SUPPLIED ENTRIES:
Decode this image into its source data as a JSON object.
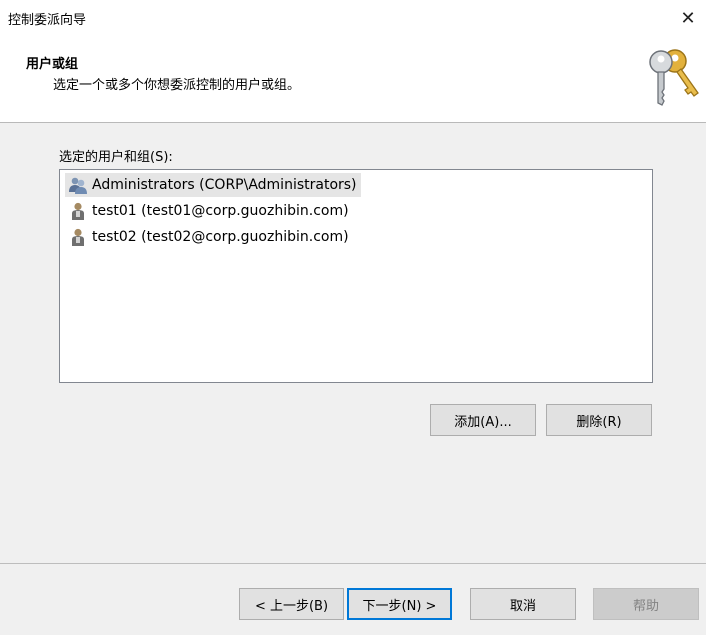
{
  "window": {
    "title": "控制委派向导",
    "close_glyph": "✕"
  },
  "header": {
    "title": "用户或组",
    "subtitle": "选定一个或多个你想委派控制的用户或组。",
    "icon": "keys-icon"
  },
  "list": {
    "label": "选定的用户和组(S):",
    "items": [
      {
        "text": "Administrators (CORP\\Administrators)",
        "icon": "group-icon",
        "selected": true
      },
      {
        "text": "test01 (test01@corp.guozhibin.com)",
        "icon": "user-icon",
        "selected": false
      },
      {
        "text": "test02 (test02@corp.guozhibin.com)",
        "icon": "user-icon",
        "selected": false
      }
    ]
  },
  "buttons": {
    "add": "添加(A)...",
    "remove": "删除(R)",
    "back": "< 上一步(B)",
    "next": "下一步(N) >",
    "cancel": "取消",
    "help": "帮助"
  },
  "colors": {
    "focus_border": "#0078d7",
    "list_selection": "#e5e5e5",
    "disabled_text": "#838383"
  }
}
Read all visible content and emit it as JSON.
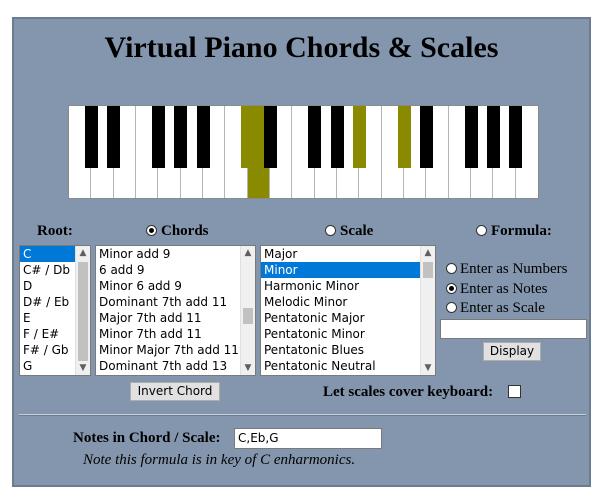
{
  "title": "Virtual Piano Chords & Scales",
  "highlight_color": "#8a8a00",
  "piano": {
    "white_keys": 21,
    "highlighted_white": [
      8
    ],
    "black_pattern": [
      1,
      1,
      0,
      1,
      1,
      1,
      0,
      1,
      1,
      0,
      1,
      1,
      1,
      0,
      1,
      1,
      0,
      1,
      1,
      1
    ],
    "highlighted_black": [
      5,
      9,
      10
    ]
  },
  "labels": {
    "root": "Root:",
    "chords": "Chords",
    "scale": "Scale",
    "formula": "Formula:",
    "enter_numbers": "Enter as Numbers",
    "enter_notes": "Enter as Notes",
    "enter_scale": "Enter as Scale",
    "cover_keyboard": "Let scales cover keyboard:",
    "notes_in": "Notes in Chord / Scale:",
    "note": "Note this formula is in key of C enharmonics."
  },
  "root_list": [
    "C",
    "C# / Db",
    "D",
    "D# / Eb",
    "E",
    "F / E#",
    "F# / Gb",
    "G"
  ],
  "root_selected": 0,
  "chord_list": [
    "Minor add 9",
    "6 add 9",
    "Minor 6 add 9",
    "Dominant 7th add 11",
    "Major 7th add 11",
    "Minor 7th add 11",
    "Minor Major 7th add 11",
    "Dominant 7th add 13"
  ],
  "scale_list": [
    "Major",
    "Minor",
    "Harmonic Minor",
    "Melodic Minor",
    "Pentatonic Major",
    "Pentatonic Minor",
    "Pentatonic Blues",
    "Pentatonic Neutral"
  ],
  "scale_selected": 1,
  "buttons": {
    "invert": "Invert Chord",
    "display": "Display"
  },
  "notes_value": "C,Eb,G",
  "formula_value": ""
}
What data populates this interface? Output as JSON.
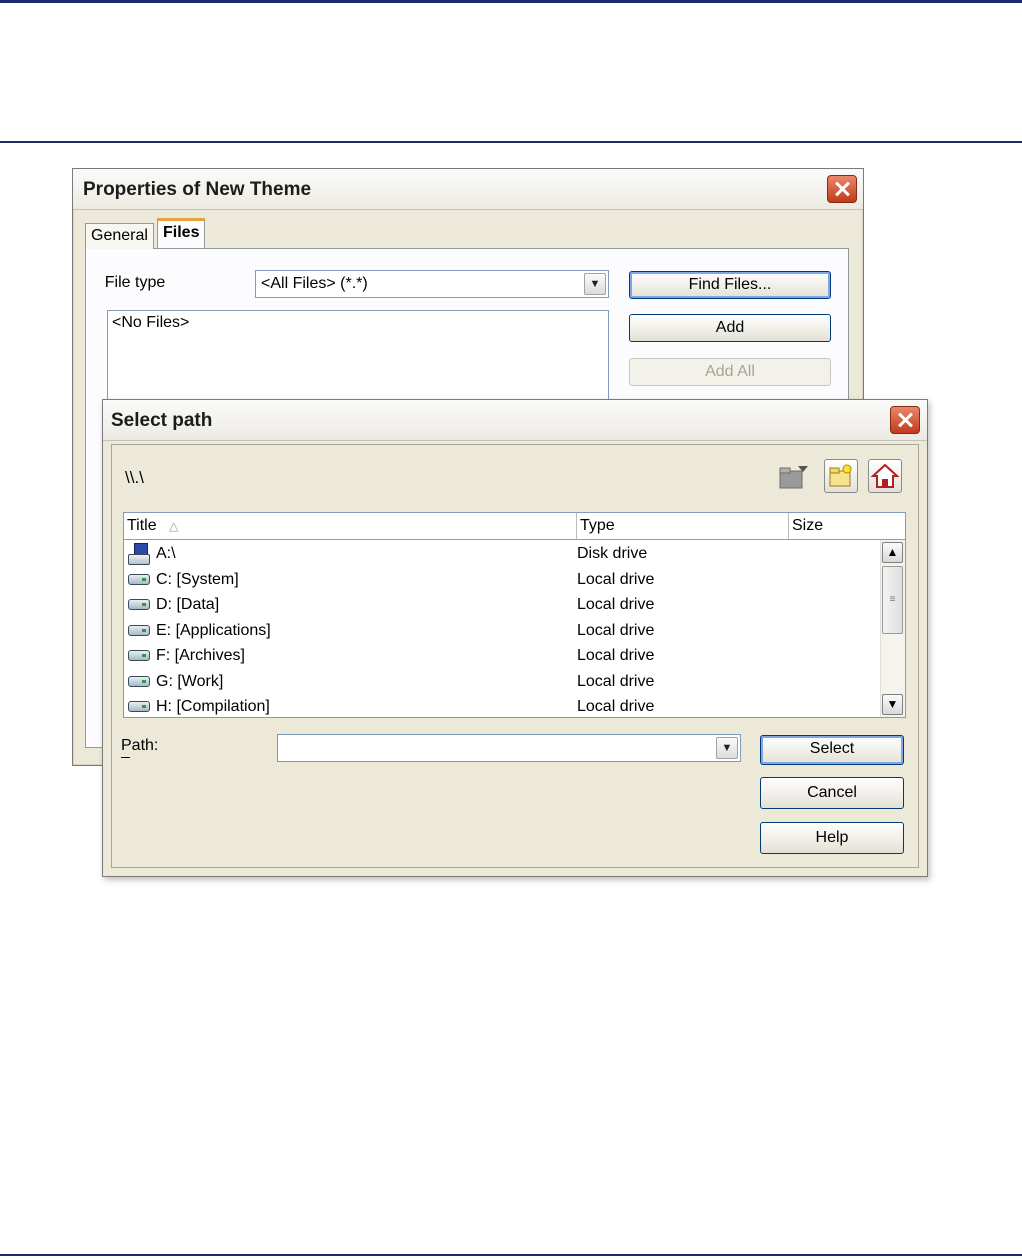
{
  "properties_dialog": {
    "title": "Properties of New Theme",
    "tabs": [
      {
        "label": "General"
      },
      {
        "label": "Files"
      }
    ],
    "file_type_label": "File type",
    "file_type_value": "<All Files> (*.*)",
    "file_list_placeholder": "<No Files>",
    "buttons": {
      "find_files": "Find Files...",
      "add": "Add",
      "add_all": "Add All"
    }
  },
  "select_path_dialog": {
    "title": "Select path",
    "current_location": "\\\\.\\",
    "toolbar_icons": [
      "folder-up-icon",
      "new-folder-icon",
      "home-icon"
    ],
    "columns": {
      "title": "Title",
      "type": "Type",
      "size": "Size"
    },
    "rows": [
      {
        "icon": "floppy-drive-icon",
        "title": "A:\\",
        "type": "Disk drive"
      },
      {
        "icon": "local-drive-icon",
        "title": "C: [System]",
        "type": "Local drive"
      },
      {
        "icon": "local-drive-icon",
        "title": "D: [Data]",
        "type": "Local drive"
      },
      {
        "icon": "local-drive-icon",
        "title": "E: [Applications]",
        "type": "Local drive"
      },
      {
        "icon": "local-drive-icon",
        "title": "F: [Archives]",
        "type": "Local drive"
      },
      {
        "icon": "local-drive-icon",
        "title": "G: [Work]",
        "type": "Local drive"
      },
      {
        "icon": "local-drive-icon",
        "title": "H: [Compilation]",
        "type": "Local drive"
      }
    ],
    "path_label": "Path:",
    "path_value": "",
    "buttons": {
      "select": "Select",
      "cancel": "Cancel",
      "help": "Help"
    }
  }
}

TASK REQUIREMENTS: Go through the preceding material and copy each line that has the word "Major".

SOLUTION:
    "Major 7th add 11",
    "Minor Major 7th add 11",
    "Major",
    "Pentatonic Major",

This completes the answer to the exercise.